[Figure dataset records]

----------

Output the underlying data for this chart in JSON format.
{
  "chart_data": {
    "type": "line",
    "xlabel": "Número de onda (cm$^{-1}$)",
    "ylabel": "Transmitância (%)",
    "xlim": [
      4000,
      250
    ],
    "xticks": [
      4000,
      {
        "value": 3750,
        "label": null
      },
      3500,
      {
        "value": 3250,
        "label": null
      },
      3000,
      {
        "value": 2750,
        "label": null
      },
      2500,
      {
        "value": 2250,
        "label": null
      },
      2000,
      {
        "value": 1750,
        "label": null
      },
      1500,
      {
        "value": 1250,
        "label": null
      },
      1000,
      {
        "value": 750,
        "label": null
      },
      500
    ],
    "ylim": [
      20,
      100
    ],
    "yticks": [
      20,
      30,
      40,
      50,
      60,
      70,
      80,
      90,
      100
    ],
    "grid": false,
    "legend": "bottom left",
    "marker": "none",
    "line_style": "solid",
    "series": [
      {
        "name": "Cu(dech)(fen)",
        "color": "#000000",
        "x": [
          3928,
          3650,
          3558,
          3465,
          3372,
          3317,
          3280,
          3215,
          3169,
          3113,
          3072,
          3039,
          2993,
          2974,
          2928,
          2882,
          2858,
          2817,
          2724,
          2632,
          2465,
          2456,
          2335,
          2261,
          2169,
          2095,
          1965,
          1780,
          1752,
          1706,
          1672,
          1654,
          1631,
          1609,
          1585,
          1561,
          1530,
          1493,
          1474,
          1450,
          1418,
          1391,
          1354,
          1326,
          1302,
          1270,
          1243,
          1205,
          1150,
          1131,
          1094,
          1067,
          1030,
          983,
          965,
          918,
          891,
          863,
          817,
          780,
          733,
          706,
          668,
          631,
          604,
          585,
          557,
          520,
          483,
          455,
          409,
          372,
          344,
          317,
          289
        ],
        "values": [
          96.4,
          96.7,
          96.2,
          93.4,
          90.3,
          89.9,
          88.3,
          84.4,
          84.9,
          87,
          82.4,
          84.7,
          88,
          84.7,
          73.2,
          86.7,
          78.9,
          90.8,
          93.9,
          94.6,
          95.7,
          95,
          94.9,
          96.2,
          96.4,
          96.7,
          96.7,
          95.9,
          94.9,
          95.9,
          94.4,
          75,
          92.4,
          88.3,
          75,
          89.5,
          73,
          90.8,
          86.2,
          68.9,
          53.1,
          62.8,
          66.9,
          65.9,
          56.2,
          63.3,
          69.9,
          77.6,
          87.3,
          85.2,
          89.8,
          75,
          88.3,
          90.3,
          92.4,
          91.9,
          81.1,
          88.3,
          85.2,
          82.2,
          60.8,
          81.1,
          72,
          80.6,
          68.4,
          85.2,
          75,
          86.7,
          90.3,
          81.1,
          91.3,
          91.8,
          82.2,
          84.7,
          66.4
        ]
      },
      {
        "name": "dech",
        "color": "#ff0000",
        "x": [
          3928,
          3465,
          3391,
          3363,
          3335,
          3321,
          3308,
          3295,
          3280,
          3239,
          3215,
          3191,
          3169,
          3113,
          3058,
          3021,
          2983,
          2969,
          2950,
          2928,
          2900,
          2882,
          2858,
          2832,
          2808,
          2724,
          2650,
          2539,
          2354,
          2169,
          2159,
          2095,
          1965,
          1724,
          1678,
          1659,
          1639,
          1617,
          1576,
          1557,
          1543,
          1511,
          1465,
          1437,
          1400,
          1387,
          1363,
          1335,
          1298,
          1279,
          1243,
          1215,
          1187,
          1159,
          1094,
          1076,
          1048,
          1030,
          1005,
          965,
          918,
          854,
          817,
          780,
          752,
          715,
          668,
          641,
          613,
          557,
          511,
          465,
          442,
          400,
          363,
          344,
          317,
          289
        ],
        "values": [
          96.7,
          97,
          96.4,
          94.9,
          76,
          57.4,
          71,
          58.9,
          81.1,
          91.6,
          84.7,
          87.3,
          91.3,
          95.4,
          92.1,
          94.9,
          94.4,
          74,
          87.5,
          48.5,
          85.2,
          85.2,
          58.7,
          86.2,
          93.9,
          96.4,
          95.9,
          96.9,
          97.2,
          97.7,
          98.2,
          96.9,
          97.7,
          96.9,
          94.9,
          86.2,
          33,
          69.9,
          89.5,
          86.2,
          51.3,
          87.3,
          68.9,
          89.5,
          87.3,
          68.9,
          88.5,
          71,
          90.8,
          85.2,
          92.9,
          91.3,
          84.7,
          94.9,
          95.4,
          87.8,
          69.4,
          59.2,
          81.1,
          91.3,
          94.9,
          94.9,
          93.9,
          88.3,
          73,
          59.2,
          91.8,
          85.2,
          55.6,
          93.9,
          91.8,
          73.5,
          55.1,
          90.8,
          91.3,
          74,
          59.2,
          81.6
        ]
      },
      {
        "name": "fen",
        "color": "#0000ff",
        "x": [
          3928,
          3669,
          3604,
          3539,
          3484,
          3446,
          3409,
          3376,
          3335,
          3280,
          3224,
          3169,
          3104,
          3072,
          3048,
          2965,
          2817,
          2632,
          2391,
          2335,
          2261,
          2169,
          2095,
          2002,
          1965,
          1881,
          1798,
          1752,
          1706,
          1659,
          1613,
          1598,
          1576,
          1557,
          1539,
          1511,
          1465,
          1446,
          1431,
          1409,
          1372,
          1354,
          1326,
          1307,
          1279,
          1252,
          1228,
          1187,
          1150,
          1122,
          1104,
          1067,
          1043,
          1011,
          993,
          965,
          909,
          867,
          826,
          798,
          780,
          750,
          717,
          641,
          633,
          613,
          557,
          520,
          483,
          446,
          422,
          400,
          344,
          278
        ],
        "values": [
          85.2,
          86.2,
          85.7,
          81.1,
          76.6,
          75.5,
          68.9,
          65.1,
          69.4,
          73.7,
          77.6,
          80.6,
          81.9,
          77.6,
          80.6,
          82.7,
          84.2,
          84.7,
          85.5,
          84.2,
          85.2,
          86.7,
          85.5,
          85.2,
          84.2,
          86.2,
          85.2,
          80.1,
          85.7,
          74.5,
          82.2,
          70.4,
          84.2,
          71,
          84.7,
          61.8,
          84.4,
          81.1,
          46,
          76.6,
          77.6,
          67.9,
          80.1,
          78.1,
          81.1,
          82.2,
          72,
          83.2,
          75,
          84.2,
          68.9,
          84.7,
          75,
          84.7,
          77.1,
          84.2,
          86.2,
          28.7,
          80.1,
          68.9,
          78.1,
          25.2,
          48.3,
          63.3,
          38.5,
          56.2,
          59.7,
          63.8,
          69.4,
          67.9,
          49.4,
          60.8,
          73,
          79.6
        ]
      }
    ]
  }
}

----------

● STATED TASK: Every line of the data above should be copied exactly.

● SOLUTION FOR THIS TASK:
Output the underlying data for this chart in JSON format.
{
  "chart_data": {
    "type": "line",
    "xlabel": "Número de onda (cm$^{-1}$)",
    "ylabel": "Transmitância (%)",
    "xlim": [
      4000,
      250
    ],
    "xticks": [
      4000,
      {
        "value": 3750,
        "label": null
      },
      3500,
      {
        "value": 3250,
        "label": null
      },
      3000,
      {
        "value": 2750,
        "label": null
      },
      2500,
      {
        "value": 2250,
        "label": null
      },
      2000,
      {
        "value": 1750,
        "label": null
      },
      1500,
      {
        "value": 1250,
        "label": null
      },
      1000,
      {
        "value": 750,
        "label": null
      },
      500
    ],
    "ylim": [
      20,
      100
    ],
    "yticks": [
      20,
      30,
      40,
      50,
      60,
      70,
      80,
      90,
      100
    ],
    "grid": false,
    "legend": "bottom left",
    "marker": "none",
    "line_style": "solid",
    "series": [
      {
        "name": "Cu(dech)(fen)",
        "color": "#000000",
        "x": [
          3928,
          3650,
          3558,
          3465,
          3372,
          3317,
          3280,
          3215,
          3169,
          3113,
          3072,
          3039,
          2993,
          2974,
          2928,
          2882,
          2858,
          2817,
          2724,
          2632,
          2465,
          2456,
          2335,
          2261,
          2169,
          2095,
          1965,
          1780,
          1752,
          1706,
          1672,
          1654,
          1631,
          1609,
          1585,
          1561,
          1530,
          1493,
          1474,
          1450,
          1418,
          1391,
          1354,
          1326,
          1302,
          1270,
          1243,
          1205,
          1150,
          1131,
          1094,
          1067,
          1030,
          983,
          965,
          918,
          891,
          863,
          817,
          780,
          733,
          706,
          668,
          631,
          604,
          585,
          557,
          520,
          483,
          455,
          409,
          372,
          344,
          317,
          289
        ],
        "values": [
          96.4,
          96.7,
          96.2,
          93.4,
          90.3,
          89.9,
          88.3,
          84.4,
          84.9,
          87,
          82.4,
          84.7,
          88,
          84.7,
          73.2,
          86.7,
          78.9,
          90.8,
          93.9,
          94.6,
          95.7,
          95,
          94.9,
          96.2,
          96.4,
          96.7,
          96.7,
          95.9,
          94.9,
          95.9,
          94.4,
          75,
          92.4,
          88.3,
          75,
          89.5,
          73,
          90.8,
          86.2,
          68.9,
          53.1,
          62.8,
          66.9,
          65.9,
          56.2,
          63.3,
          69.9,
          77.6,
          87.3,
          85.2,
          89.8,
          75,
          88.3,
          90.3,
          92.4,
          91.9,
          81.1,
          88.3,
          85.2,
          82.2,
          60.8,
          81.1,
          72,
          80.6,
          68.4,
          85.2,
          75,
          86.7,
          90.3,
          81.1,
          91.3,
          91.8,
          82.2,
          84.7,
          66.4
        ]
      },
      {
        "name": "dech",
        "color": "#ff0000",
        "x": [
          3928,
          3465,
          3391,
          3363,
          3335,
          3321,
          3308,
          3295,
          3280,
          3239,
          3215,
          3191,
          3169,
          3113,
          3058,
          3021,
          2983,
          2969,
          2950,
          2928,
          2900,
          2882,
          2858,
          2832,
          2808,
          2724,
          2650,
          2539,
          2354,
          2169,
          2159,
          2095,
          1965,
          1724,
          1678,
          1659,
          1639,
          1617,
          1576,
          1557,
          1543,
          1511,
          1465,
          1437,
          1400,
          1387,
          1363,
          1335,
          1298,
          1279,
          1243,
          1215,
          1187,
          1159,
          1094,
          1076,
          1048,
          1030,
          1005,
          965,
          918,
          854,
          817,
          780,
          752,
          715,
          668,
          641,
          613,
          557,
          511,
          465,
          442,
          400,
          363,
          344,
          317,
          289
        ],
        "values": [
          96.7,
          97,
          96.4,
          94.9,
          76,
          57.4,
          71,
          58.9,
          81.1,
          91.6,
          84.7,
          87.3,
          91.3,
          95.4,
          92.1,
          94.9,
          94.4,
          74,
          87.5,
          48.5,
          85.2,
          85.2,
          58.7,
          86.2,
          93.9,
          96.4,
          95.9,
          96.9,
          97.2,
          97.7,
          98.2,
          96.9,
          97.7,
          96.9,
          94.9,
          86.2,
          33,
          69.9,
          89.5,
          86.2,
          51.3,
          87.3,
          68.9,
          89.5,
          87.3,
          68.9,
          88.5,
          71,
          90.8,
          85.2,
          92.9,
          91.3,
          84.7,
          94.9,
          95.4,
          87.8,
          69.4,
          59.2,
          81.1,
          91.3,
          94.9,
          94.9,
          93.9,
          88.3,
          73,
          59.2,
          91.8,
          85.2,
          55.6,
          93.9,
          91.8,
          73.5,
          55.1,
          90.8,
          91.3,
          74,
          59.2,
          81.6
        ]
      },
      {
        "name": "fen",
        "color": "#0000ff",
        "x": [
          3928,
          3669,
          3604,
          3539,
          3484,
          3446,
          3409,
          3376,
          3335,
          3280,
          3224,
          3169,
          3104,
          3072,
          3048,
          2965,
          2817,
          2632,
          2391,
          2335,
          2261,
          2169,
          2095,
          2002,
          1965,
          1881,
          1798,
          1752,
          1706,
          1659,
          1613,
          1598,
          1576,
          1557,
          1539,
          1511,
          1465,
          1446,
          1431,
          1409,
          1372,
          1354,
          1326,
          1307,
          1279,
          1252,
          1228,
          1187,
          1150,
          1122,
          1104,
          1067,
          1043,
          1011,
          993,
          965,
          909,
          867,
          826,
          798,
          780,
          750,
          717,
          641,
          633,
          613,
          557,
          520,
          483,
          446,
          422,
          400,
          344,
          278
        ],
        "values": [
          85.2,
          86.2,
          85.7,
          81.1,
          76.6,
          75.5,
          68.9,
          65.1,
          69.4,
          73.7,
          77.6,
          80.6,
          81.9,
          77.6,
          80.6,
          82.7,
          84.2,
          84.7,
          85.5,
          84.2,
          85.2,
          86.7,
          85.5,
          85.2,
          84.2,
          86.2,
          85.2,
          80.1,
          85.7,
          74.5,
          82.2,
          70.4,
          84.2,
          71,
          84.7,
          61.8,
          84.4,
          81.1,
          46,
          76.6,
          77.6,
          67.9,
          80.1,
          78.1,
          81.1,
          82.2,
          72,
          83.2,
          75,
          84.2,
          68.9,
          84.7,
          75,
          84.7,
          77.1,
          84.2,
          86.2,
          28.7,
          80.1,
          68.9,
          78.1,
          25.2,
          48.3,
          63.3,
          38.5,
          56.2,
          59.7,
          63.8,
          69.4,
          67.9,
          49.4,
          60.8,
          73,
          79.6
        ]
      }
    ]
  }
}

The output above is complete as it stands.